Task inputs ▸
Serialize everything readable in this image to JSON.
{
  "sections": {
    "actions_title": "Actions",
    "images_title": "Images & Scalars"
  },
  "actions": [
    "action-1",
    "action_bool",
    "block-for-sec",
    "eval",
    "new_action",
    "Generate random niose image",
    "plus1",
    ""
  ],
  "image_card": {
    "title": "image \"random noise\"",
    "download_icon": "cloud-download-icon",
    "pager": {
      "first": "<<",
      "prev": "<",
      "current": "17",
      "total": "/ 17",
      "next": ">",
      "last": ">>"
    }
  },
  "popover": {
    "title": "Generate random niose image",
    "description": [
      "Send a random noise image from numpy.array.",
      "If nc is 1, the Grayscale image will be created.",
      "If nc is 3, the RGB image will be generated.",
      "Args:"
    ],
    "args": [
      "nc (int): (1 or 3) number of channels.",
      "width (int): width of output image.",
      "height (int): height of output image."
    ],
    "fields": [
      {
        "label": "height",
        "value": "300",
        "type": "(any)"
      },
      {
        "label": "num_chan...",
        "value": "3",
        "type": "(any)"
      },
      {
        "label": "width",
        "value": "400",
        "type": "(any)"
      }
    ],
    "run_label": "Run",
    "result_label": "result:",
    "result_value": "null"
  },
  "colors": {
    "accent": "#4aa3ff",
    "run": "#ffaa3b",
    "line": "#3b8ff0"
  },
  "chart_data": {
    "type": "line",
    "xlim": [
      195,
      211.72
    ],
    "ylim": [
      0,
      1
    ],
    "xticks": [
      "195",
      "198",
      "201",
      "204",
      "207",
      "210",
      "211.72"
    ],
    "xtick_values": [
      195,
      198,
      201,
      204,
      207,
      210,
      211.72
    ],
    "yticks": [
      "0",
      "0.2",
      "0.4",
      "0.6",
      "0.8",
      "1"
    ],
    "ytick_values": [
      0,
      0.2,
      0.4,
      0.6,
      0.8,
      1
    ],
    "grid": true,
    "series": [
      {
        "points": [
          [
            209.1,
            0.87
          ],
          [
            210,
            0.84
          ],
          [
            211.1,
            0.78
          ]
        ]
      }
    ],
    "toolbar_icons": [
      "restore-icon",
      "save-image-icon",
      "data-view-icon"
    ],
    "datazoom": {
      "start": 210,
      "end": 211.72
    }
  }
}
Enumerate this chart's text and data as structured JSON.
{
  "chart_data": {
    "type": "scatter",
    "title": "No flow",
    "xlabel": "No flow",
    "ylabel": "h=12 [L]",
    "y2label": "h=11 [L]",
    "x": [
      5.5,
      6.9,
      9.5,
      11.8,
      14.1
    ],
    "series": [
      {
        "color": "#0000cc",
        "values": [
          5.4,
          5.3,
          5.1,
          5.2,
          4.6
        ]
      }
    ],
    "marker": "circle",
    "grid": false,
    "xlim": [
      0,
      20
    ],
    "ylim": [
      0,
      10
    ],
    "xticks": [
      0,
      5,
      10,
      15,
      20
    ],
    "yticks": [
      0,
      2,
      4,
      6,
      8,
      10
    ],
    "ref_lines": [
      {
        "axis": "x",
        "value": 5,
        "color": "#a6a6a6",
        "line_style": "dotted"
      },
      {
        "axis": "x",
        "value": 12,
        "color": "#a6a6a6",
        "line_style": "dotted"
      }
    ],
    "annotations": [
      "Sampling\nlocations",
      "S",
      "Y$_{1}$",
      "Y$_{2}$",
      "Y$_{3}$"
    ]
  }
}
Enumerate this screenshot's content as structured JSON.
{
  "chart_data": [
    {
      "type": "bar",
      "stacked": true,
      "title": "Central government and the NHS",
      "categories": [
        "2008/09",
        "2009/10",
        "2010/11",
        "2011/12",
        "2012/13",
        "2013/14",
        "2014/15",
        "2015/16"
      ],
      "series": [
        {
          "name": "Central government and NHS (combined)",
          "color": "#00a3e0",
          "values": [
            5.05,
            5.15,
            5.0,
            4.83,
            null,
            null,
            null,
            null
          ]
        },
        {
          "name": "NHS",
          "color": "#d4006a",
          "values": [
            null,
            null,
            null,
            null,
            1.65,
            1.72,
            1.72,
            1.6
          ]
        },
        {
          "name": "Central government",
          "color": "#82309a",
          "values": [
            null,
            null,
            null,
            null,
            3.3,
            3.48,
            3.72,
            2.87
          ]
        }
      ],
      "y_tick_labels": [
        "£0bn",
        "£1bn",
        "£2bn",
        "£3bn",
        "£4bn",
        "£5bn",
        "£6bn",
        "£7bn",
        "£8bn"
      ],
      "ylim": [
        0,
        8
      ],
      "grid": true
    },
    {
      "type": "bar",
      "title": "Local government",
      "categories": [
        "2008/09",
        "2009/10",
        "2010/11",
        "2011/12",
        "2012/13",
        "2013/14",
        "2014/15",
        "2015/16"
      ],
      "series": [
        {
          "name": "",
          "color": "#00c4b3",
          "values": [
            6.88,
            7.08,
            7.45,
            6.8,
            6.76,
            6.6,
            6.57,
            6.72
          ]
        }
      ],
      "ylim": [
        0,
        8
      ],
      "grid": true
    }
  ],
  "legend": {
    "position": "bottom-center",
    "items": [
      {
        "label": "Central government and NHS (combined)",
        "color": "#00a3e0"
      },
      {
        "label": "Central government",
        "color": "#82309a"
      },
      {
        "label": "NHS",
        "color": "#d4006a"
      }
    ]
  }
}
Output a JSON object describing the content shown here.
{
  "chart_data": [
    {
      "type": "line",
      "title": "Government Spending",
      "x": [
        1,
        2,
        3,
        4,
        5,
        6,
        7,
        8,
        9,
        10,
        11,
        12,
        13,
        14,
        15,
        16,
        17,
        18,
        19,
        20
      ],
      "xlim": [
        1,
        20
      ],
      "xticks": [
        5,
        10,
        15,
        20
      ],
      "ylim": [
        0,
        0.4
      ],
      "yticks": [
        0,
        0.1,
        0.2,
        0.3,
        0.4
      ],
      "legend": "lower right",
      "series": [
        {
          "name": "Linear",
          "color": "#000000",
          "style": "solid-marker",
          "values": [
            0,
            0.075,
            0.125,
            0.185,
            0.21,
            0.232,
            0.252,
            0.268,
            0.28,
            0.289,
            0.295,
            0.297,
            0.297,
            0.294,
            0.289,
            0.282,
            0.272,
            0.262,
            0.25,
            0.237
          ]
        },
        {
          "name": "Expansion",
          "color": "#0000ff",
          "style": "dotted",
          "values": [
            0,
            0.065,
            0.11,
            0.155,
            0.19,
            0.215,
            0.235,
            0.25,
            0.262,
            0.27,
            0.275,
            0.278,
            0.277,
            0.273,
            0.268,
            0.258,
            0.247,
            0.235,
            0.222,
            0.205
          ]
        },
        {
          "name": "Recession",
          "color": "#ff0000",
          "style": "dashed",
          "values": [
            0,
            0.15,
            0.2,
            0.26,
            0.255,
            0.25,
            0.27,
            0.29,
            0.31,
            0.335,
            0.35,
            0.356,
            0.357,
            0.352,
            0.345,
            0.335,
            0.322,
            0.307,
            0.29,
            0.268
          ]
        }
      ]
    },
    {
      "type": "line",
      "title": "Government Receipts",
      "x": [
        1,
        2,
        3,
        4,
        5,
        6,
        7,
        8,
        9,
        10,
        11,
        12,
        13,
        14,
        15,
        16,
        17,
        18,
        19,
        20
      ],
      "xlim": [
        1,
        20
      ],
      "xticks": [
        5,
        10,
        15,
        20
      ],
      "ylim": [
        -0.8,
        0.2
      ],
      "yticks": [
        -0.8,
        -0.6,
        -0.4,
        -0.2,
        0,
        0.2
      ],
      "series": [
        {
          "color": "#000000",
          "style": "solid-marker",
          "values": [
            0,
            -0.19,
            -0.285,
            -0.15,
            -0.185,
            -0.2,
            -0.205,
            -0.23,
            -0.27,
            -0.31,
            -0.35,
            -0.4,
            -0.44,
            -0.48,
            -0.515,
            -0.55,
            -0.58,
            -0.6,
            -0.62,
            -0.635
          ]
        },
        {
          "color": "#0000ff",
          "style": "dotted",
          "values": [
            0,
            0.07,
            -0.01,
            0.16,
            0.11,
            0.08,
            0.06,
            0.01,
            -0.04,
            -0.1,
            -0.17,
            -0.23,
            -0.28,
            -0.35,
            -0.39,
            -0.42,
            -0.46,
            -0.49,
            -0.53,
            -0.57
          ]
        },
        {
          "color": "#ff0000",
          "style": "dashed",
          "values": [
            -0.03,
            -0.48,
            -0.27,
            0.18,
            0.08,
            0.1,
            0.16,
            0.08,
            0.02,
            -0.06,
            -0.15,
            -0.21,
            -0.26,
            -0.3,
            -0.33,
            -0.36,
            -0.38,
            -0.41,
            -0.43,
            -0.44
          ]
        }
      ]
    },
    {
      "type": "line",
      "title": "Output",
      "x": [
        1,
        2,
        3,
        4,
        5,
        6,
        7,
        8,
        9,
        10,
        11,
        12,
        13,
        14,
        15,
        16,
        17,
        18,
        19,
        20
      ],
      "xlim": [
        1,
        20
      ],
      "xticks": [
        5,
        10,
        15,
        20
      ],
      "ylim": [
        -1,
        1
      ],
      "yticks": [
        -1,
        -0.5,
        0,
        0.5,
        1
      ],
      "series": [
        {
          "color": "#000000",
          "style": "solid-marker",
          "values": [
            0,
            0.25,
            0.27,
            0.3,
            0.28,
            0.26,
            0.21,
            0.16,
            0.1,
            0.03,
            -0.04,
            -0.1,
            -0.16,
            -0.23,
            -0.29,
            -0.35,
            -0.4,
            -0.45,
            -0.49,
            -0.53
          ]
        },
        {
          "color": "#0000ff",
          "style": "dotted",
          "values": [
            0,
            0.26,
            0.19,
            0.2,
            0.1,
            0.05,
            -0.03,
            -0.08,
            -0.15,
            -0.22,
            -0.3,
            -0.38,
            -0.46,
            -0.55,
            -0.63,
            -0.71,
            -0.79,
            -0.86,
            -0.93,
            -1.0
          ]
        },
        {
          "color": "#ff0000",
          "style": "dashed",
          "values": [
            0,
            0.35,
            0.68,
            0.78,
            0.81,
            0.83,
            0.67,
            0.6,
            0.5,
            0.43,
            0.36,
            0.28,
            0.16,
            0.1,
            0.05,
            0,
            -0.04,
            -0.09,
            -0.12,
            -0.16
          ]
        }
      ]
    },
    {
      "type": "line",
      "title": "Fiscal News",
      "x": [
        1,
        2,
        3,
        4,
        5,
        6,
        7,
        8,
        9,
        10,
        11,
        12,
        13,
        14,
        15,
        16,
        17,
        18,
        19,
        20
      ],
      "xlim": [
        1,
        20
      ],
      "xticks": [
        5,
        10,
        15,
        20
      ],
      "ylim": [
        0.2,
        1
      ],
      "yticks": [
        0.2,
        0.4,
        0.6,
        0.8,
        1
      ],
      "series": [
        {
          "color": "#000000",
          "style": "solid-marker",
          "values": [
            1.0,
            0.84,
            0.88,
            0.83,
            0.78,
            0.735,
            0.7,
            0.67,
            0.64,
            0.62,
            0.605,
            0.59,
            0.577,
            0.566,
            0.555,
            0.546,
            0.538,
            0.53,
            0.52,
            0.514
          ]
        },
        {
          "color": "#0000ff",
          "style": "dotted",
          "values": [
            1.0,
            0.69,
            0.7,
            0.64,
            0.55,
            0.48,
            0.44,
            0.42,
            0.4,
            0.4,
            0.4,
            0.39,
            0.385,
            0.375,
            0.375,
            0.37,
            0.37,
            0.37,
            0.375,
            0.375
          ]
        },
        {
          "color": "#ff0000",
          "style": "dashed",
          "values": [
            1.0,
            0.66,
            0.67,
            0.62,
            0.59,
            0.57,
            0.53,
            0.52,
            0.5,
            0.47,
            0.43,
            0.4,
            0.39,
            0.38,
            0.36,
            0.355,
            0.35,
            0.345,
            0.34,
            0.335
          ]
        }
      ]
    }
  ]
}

What the exercise asks ▸ Select, from the listing, all lines that include the word "height".

Problem solution ▸
      "height (int): height of output image."
        "label": "height",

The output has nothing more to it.